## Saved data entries
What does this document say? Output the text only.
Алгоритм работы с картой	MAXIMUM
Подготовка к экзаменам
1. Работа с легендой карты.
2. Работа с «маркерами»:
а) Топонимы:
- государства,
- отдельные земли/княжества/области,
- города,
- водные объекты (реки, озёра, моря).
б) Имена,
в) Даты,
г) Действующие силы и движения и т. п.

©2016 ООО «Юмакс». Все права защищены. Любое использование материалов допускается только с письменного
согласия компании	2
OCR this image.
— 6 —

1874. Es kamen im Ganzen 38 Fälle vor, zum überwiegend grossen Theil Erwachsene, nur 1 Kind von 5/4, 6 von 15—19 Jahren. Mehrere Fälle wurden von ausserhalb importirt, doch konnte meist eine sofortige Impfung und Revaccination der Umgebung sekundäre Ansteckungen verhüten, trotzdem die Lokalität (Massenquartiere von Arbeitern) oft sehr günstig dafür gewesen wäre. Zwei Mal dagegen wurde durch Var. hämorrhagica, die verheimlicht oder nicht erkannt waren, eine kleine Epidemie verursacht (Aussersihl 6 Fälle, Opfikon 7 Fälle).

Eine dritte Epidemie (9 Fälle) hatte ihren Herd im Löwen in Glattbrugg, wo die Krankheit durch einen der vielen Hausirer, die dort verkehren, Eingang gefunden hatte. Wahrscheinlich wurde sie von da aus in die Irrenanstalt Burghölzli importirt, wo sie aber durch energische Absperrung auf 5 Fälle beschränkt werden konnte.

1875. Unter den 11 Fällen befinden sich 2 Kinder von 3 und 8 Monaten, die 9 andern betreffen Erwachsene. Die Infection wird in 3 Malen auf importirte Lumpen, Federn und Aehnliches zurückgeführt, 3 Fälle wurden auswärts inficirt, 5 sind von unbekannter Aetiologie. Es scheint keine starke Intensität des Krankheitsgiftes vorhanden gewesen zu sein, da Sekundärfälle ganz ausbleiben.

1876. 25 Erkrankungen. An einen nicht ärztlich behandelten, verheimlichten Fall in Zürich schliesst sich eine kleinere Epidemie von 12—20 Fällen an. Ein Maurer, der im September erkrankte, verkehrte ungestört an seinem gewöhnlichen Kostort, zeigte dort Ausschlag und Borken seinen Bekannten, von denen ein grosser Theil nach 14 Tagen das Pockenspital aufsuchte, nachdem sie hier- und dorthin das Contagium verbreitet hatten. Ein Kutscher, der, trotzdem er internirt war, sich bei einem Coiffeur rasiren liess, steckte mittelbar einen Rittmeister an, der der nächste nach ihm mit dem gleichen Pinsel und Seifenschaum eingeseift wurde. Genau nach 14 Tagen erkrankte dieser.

## Objective
For the listing above, identify each line bearing "Работа".

## Solution to the problem
1. Работа с легендой карты.
2. Работа с «маркерами»:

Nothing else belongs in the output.